## [Data to use]
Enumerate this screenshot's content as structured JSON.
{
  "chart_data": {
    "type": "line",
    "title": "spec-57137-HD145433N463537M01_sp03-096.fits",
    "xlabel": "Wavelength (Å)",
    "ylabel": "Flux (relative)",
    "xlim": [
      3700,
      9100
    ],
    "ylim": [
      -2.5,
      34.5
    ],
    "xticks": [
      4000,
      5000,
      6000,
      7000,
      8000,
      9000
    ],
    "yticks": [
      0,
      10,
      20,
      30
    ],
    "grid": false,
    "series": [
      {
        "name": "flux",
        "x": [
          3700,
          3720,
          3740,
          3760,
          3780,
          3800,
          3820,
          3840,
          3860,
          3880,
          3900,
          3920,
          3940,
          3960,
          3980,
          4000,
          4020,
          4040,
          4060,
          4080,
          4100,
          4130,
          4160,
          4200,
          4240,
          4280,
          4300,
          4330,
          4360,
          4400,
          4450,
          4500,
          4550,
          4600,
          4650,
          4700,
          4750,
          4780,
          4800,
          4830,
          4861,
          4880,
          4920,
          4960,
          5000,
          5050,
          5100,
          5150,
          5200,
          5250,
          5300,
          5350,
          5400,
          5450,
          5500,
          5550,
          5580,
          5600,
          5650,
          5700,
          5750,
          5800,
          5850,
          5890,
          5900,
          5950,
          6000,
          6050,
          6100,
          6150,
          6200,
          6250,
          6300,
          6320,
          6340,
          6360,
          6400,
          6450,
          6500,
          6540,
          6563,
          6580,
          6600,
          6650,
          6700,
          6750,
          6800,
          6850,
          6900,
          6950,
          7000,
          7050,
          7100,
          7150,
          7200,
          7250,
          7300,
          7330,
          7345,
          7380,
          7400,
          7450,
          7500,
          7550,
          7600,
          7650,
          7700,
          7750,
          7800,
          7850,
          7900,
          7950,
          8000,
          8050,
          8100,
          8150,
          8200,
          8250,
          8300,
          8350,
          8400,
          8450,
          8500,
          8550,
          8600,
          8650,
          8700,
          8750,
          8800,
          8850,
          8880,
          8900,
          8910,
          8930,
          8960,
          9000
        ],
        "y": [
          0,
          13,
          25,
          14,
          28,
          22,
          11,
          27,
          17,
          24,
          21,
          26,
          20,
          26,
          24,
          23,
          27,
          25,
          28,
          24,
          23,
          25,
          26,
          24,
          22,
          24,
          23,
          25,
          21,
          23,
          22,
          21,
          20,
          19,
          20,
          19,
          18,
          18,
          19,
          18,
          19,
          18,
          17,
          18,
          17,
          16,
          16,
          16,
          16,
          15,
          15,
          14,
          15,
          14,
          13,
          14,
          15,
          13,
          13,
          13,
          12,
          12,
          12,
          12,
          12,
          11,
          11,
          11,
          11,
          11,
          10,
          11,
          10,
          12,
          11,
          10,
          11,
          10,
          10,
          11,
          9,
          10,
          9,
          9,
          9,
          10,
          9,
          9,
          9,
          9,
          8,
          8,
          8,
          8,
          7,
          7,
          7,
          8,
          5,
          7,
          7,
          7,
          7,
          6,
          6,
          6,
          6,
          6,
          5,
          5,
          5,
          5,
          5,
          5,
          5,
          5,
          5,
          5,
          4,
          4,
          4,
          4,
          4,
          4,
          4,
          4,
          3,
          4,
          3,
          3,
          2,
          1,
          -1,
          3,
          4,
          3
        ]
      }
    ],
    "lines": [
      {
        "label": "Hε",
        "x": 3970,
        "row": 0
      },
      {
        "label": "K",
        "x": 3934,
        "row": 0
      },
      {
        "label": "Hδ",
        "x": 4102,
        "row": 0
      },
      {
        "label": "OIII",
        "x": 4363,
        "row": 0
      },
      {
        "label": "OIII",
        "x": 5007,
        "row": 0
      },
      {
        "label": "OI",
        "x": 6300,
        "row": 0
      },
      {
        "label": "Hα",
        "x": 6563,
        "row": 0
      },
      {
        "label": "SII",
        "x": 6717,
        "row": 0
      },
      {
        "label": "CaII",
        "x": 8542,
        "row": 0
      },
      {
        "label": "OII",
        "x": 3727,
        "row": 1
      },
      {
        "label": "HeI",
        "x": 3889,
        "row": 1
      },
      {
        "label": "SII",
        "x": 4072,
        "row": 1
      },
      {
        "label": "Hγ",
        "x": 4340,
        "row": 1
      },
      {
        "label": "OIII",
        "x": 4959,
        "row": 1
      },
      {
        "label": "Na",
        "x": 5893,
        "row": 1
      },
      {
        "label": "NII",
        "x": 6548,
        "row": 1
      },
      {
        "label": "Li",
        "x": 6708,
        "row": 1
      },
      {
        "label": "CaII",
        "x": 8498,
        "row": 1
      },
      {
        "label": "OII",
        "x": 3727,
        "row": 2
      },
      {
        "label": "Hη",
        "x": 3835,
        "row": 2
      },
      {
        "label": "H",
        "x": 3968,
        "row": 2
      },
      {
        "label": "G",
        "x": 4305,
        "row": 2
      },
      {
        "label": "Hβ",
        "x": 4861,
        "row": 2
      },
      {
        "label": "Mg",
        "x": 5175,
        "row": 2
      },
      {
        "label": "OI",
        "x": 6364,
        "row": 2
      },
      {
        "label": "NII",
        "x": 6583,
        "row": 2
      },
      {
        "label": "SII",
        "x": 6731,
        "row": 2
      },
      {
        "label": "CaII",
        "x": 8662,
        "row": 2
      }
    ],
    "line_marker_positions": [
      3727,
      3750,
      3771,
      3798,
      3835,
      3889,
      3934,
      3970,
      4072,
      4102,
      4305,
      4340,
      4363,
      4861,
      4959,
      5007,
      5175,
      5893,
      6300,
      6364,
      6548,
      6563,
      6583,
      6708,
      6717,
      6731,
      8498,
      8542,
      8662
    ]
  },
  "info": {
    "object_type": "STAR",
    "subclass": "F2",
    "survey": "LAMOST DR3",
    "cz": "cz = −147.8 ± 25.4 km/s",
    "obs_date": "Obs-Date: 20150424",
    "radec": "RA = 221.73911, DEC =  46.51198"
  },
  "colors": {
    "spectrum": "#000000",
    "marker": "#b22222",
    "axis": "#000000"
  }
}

## [Task goal]
Retype every record above exactly as written.

## [Result]
Enumerate this screenshot's content as structured JSON.
{
  "chart_data": {
    "type": "line",
    "title": "spec-57137-HD145433N463537M01_sp03-096.fits",
    "xlabel": "Wavelength (Å)",
    "ylabel": "Flux (relative)",
    "xlim": [
      3700,
      9100
    ],
    "ylim": [
      -2.5,
      34.5
    ],
    "xticks": [
      4000,
      5000,
      6000,
      7000,
      8000,
      9000
    ],
    "yticks": [
      0,
      10,
      20,
      30
    ],
    "grid": false,
    "series": [
      {
        "name": "flux",
        "x": [
          3700,
          3720,
          3740,
          3760,
          3780,
          3800,
          3820,
          3840,
          3860,
          3880,
          3900,
          3920,
          3940,
          3960,
          3980,
          4000,
          4020,
          4040,
          4060,
          4080,
          4100,
          4130,
          4160,
          4200,
          4240,
          4280,
          4300,
          4330,
          4360,
          4400,
          4450,
          4500,
          4550,
          4600,
          4650,
          4700,
          4750,
          4780,
          4800,
          4830,
          4861,
          4880,
          4920,
          4960,
          5000,
          5050,
          5100,
          5150,
          5200,
          5250,
          5300,
          5350,
          5400,
          5450,
          5500,
          5550,
          5580,
          5600,
          5650,
          5700,
          5750,
          5800,
          5850,
          5890,
          5900,
          5950,
          6000,
          6050,
          6100,
          6150,
          6200,
          6250,
          6300,
          6320,
          6340,
          6360,
          6400,
          6450,
          6500,
          6540,
          6563,
          6580,
          6600,
          6650,
          6700,
          6750,
          6800,
          6850,
          6900,
          6950,
          7000,
          7050,
          7100,
          7150,
          7200,
          7250,
          7300,
          7330,
          7345,
          7380,
          7400,
          7450,
          7500,
          7550,
          7600,
          7650,
          7700,
          7750,
          7800,
          7850,
          7900,
          7950,
          8000,
          8050,
          8100,
          8150,
          8200,
          8250,
          8300,
          8350,
          8400,
          8450,
          8500,
          8550,
          8600,
          8650,
          8700,
          8750,
          8800,
          8850,
          8880,
          8900,
          8910,
          8930,
          8960,
          9000
        ],
        "y": [
          0,
          13,
          25,
          14,
          28,
          22,
          11,
          27,
          17,
          24,
          21,
          26,
          20,
          26,
          24,
          23,
          27,
          25,
          28,
          24,
          23,
          25,
          26,
          24,
          22,
          24,
          23,
          25,
          21,
          23,
          22,
          21,
          20,
          19,
          20,
          19,
          18,
          18,
          19,
          18,
          19,
          18,
          17,
          18,
          17,
          16,
          16,
          16,
          16,
          15,
          15,
          14,
          15,
          14,
          13,
          14,
          15,
          13,
          13,
          13,
          12,
          12,
          12,
          12,
          12,
          11,
          11,
          11,
          11,
          11,
          10,
          11,
          10,
          12,
          11,
          10,
          11,
          10,
          10,
          11,
          9,
          10,
          9,
          9,
          9,
          10,
          9,
          9,
          9,
          9,
          8,
          8,
          8,
          8,
          7,
          7,
          7,
          8,
          5,
          7,
          7,
          7,
          7,
          6,
          6,
          6,
          6,
          6,
          5,
          5,
          5,
          5,
          5,
          5,
          5,
          5,
          5,
          5,
          4,
          4,
          4,
          4,
          4,
          4,
          4,
          4,
          3,
          4,
          3,
          3,
          2,
          1,
          -1,
          3,
          4,
          3
        ]
      }
    ],
    "lines": [
      {
        "label": "Hε",
        "x": 3970,
        "row": 0
      },
      {
        "label": "K",
        "x": 3934,
        "row": 0
      },
      {
        "label": "Hδ",
        "x": 4102,
        "row": 0
      },
      {
        "label": "OIII",
        "x": 4363,
        "row": 0
      },
      {
        "label": "OIII",
        "x": 5007,
        "row": 0
      },
      {
        "label": "OI",
        "x": 6300,
        "row": 0
      },
      {
        "label": "Hα",
        "x": 6563,
        "row": 0
      },
      {
        "label": "SII",
        "x": 6717,
        "row": 0
      },
      {
        "label": "CaII",
        "x": 8542,
        "row": 0
      },
      {
        "label": "OII",
        "x": 3727,
        "row": 1
      },
      {
        "label": "HeI",
        "x": 3889,
        "row": 1
      },
      {
        "label": "SII",
        "x": 4072,
        "row": 1
      },
      {
        "label": "Hγ",
        "x": 4340,
        "row": 1
      },
      {
        "label": "OIII",
        "x": 4959,
        "row": 1
      },
      {
        "label": "Na",
        "x": 5893,
        "row": 1
      },
      {
        "label": "NII",
        "x": 6548,
        "row": 1
      },
      {
        "label": "Li",
        "x": 6708,
        "row": 1
      },
      {
        "label": "CaII",
        "x": 8498,
        "row": 1
      },
      {
        "label": "OII",
        "x": 3727,
        "row": 2
      },
      {
        "label": "Hη",
        "x": 3835,
        "row": 2
      },
      {
        "label": "H",
        "x": 3968,
        "row": 2
      },
      {
        "label": "G",
        "x": 4305,
        "row": 2
      },
      {
        "label": "Hβ",
        "x": 4861,
        "row": 2
      },
      {
        "label": "Mg",
        "x": 5175,
        "row": 2
      },
      {
        "label": "OI",
        "x": 6364,
        "row": 2
      },
      {
        "label": "NII",
        "x": 6583,
        "row": 2
      },
      {
        "label": "SII",
        "x": 6731,
        "row": 2
      },
      {
        "label": "CaII",
        "x": 8662,
        "row": 2
      }
    ],
    "line_marker_positions": [
      3727,
      3750,
      3771,
      3798,
      3835,
      3889,
      3934,
      3970,
      4072,
      4102,
      4305,
      4340,
      4363,
      4861,
      4959,
      5007,
      5175,
      5893,
      6300,
      6364,
      6548,
      6563,
      6583,
      6708,
      6717,
      6731,
      8498,
      8542,
      8662
    ]
  },
  "info": {
    "object_type": "STAR",
    "subclass": "F2",
    "survey": "LAMOST DR3",
    "cz": "cz = −147.8 ± 25.4 km/s",
    "obs_date": "Obs-Date: 20150424",
    "radec": "RA = 221.73911, DEC =  46.51198"
  },
  "colors": {
    "spectrum": "#000000",
    "marker": "#b22222",
    "axis": "#000000"
  }
}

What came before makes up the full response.